** Start Records for this task **
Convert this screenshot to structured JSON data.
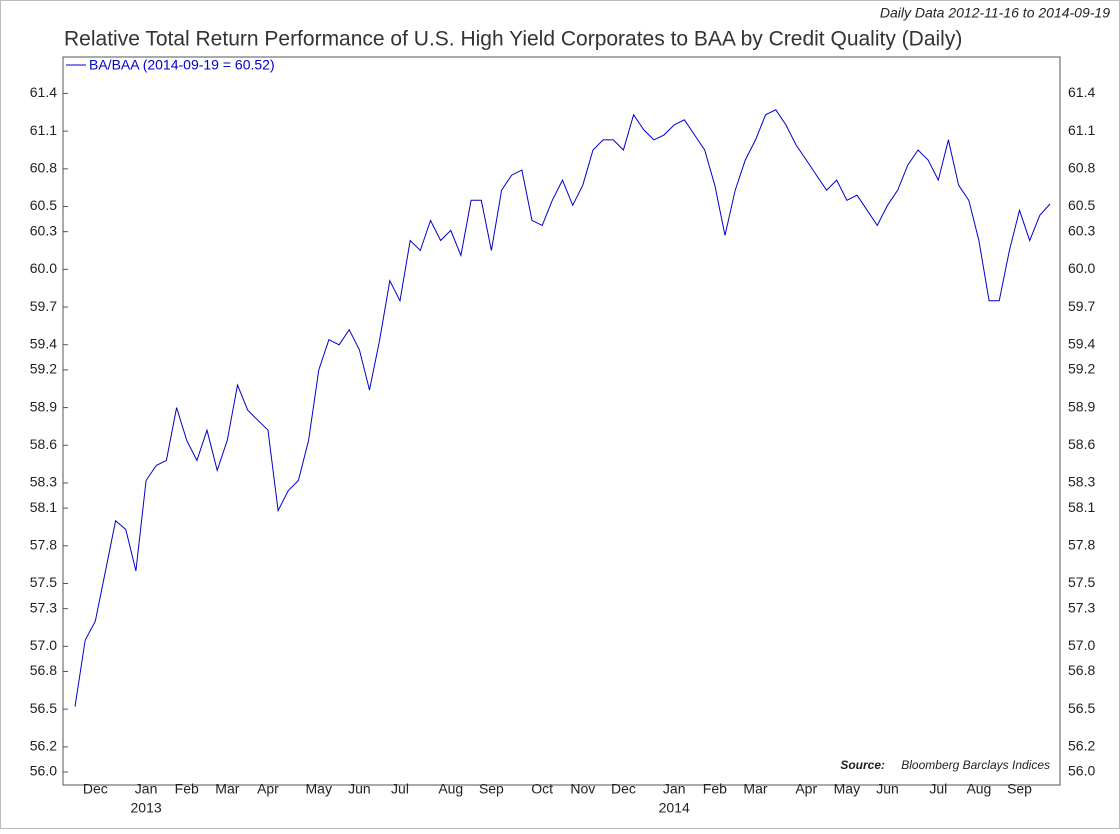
{
  "chart_data": {
    "type": "line",
    "title": "Relative Total Return Performance of U.S. High Yield Corporates to BAA by Credit Quality (Daily)",
    "date_range": "Daily Data 2012-11-16 to 2014-09-19",
    "source_label": "Source:",
    "source": "Bloomberg Barclays Indices",
    "categories": [
      null,
      null,
      "Dec",
      null,
      null,
      null,
      null,
      "Jan",
      null,
      null,
      null,
      "Feb",
      null,
      null,
      null,
      "Mar",
      null,
      null,
      null,
      "Apr",
      null,
      null,
      null,
      null,
      "May",
      null,
      null,
      null,
      "Jun",
      null,
      null,
      null,
      "Jul",
      null,
      null,
      null,
      null,
      "Aug",
      null,
      null,
      null,
      "Sep",
      null,
      null,
      null,
      null,
      "Oct",
      null,
      null,
      null,
      "Nov",
      null,
      null,
      null,
      "Dec",
      null,
      null,
      null,
      null,
      "Jan",
      null,
      null,
      null,
      "Feb",
      null,
      null,
      null,
      "Mar",
      null,
      null,
      null,
      null,
      "Apr",
      null,
      null,
      null,
      "May",
      null,
      null,
      null,
      "Jun",
      null,
      null,
      null,
      null,
      "Jul",
      null,
      null,
      null,
      "Aug",
      null,
      null,
      null,
      "Sep",
      null,
      null,
      null
    ],
    "years": [
      null,
      null,
      null,
      null,
      null,
      null,
      null,
      "2013",
      null,
      null,
      null,
      null,
      null,
      null,
      null,
      null,
      null,
      null,
      null,
      null,
      null,
      null,
      null,
      null,
      null,
      null,
      null,
      null,
      null,
      null,
      null,
      null,
      null,
      null,
      null,
      null,
      null,
      null,
      null,
      null,
      null,
      null,
      null,
      null,
      null,
      null,
      null,
      null,
      null,
      null,
      null,
      null,
      null,
      null,
      null,
      null,
      null,
      null,
      null,
      "2014",
      null,
      null,
      null,
      null,
      null,
      null,
      null,
      null,
      null,
      null,
      null,
      null,
      null,
      null,
      null,
      null,
      null,
      null,
      null,
      null,
      null,
      null,
      null,
      null,
      null,
      null,
      null,
      null,
      null,
      null,
      null,
      null,
      null,
      null,
      null,
      null,
      null
    ],
    "series": [
      {
        "name": "BA/BAA (2014-09-19 = 60.52)",
        "color": "#0000cc",
        "values": [
          56.52,
          57.05,
          57.2,
          57.6,
          58.0,
          57.93,
          57.6,
          58.32,
          58.44,
          58.48,
          58.9,
          58.64,
          58.48,
          58.72,
          58.4,
          58.64,
          59.08,
          58.88,
          58.8,
          58.72,
          58.08,
          58.24,
          58.32,
          58.64,
          59.2,
          59.44,
          59.4,
          59.52,
          59.36,
          59.04,
          59.44,
          59.91,
          59.75,
          60.23,
          60.15,
          60.39,
          60.23,
          60.31,
          60.11,
          60.55,
          60.55,
          60.15,
          60.63,
          60.75,
          60.79,
          60.39,
          60.35,
          60.55,
          60.71,
          60.51,
          60.67,
          60.95,
          61.03,
          61.03,
          60.95,
          61.23,
          61.11,
          61.03,
          61.07,
          61.15,
          61.19,
          61.07,
          60.95,
          60.67,
          60.27,
          60.63,
          60.87,
          61.03,
          61.23,
          61.27,
          61.15,
          60.99,
          60.87,
          60.75,
          60.63,
          60.71,
          60.55,
          60.59,
          60.47,
          60.35,
          60.51,
          60.63,
          60.83,
          60.95,
          60.87,
          60.71,
          61.03,
          60.67,
          60.55,
          60.23,
          59.75,
          59.75,
          60.15,
          60.47,
          60.23,
          60.43,
          60.52
        ]
      }
    ],
    "ylim": [
      56,
      61.69
    ],
    "yticks": [
      {
        "value": 56,
        "label": "56.0"
      },
      56.2,
      56.5,
      56.8,
      {
        "value": 57,
        "label": "57.0"
      },
      57.3,
      57.5,
      57.8,
      58.1,
      58.3,
      58.6,
      58.9,
      59.2,
      59.4,
      59.7,
      {
        "value": 60,
        "label": "60.0"
      },
      60.3,
      60.5,
      60.8,
      61.1,
      61.4
    ],
    "grid": false
  }
}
** End Records for this task **
[Problem statement]: Transcribe the material as is, with images omitted.

[Output for this exercise]:
Convert this screenshot to structured JSON data.
{
  "chart_data": {
    "type": "line",
    "title": "Relative Total Return Performance of U.S. High Yield Corporates to BAA by Credit Quality (Daily)",
    "date_range": "Daily Data 2012-11-16 to 2014-09-19",
    "source_label": "Source:",
    "source": "Bloomberg Barclays Indices",
    "categories": [
      null,
      null,
      "Dec",
      null,
      null,
      null,
      null,
      "Jan",
      null,
      null,
      null,
      "Feb",
      null,
      null,
      null,
      "Mar",
      null,
      null,
      null,
      "Apr",
      null,
      null,
      null,
      null,
      "May",
      null,
      null,
      null,
      "Jun",
      null,
      null,
      null,
      "Jul",
      null,
      null,
      null,
      null,
      "Aug",
      null,
      null,
      null,
      "Sep",
      null,
      null,
      null,
      null,
      "Oct",
      null,
      null,
      null,
      "Nov",
      null,
      null,
      null,
      "Dec",
      null,
      null,
      null,
      null,
      "Jan",
      null,
      null,
      null,
      "Feb",
      null,
      null,
      null,
      "Mar",
      null,
      null,
      null,
      null,
      "Apr",
      null,
      null,
      null,
      "May",
      null,
      null,
      null,
      "Jun",
      null,
      null,
      null,
      null,
      "Jul",
      null,
      null,
      null,
      "Aug",
      null,
      null,
      null,
      "Sep",
      null,
      null,
      null
    ],
    "years": [
      null,
      null,
      null,
      null,
      null,
      null,
      null,
      "2013",
      null,
      null,
      null,
      null,
      null,
      null,
      null,
      null,
      null,
      null,
      null,
      null,
      null,
      null,
      null,
      null,
      null,
      null,
      null,
      null,
      null,
      null,
      null,
      null,
      null,
      null,
      null,
      null,
      null,
      null,
      null,
      null,
      null,
      null,
      null,
      null,
      null,
      null,
      null,
      null,
      null,
      null,
      null,
      null,
      null,
      null,
      null,
      null,
      null,
      null,
      null,
      "2014",
      null,
      null,
      null,
      null,
      null,
      null,
      null,
      null,
      null,
      null,
      null,
      null,
      null,
      null,
      null,
      null,
      null,
      null,
      null,
      null,
      null,
      null,
      null,
      null,
      null,
      null,
      null,
      null,
      null,
      null,
      null,
      null,
      null,
      null,
      null,
      null,
      null
    ],
    "series": [
      {
        "name": "BA/BAA (2014-09-19 = 60.52)",
        "color": "#0000cc",
        "values": [
          56.52,
          57.05,
          57.2,
          57.6,
          58.0,
          57.93,
          57.6,
          58.32,
          58.44,
          58.48,
          58.9,
          58.64,
          58.48,
          58.72,
          58.4,
          58.64,
          59.08,
          58.88,
          58.8,
          58.72,
          58.08,
          58.24,
          58.32,
          58.64,
          59.2,
          59.44,
          59.4,
          59.52,
          59.36,
          59.04,
          59.44,
          59.91,
          59.75,
          60.23,
          60.15,
          60.39,
          60.23,
          60.31,
          60.11,
          60.55,
          60.55,
          60.15,
          60.63,
          60.75,
          60.79,
          60.39,
          60.35,
          60.55,
          60.71,
          60.51,
          60.67,
          60.95,
          61.03,
          61.03,
          60.95,
          61.23,
          61.11,
          61.03,
          61.07,
          61.15,
          61.19,
          61.07,
          60.95,
          60.67,
          60.27,
          60.63,
          60.87,
          61.03,
          61.23,
          61.27,
          61.15,
          60.99,
          60.87,
          60.75,
          60.63,
          60.71,
          60.55,
          60.59,
          60.47,
          60.35,
          60.51,
          60.63,
          60.83,
          60.95,
          60.87,
          60.71,
          61.03,
          60.67,
          60.55,
          60.23,
          59.75,
          59.75,
          60.15,
          60.47,
          60.23,
          60.43,
          60.52
        ]
      }
    ],
    "ylim": [
      56,
      61.69
    ],
    "yticks": [
      {
        "value": 56,
        "label": "56.0"
      },
      56.2,
      56.5,
      56.8,
      {
        "value": 57,
        "label": "57.0"
      },
      57.3,
      57.5,
      57.8,
      58.1,
      58.3,
      58.6,
      58.9,
      59.2,
      59.4,
      59.7,
      {
        "value": 60,
        "label": "60.0"
      },
      60.3,
      60.5,
      60.8,
      61.1,
      61.4
    ],
    "grid": false
  }
}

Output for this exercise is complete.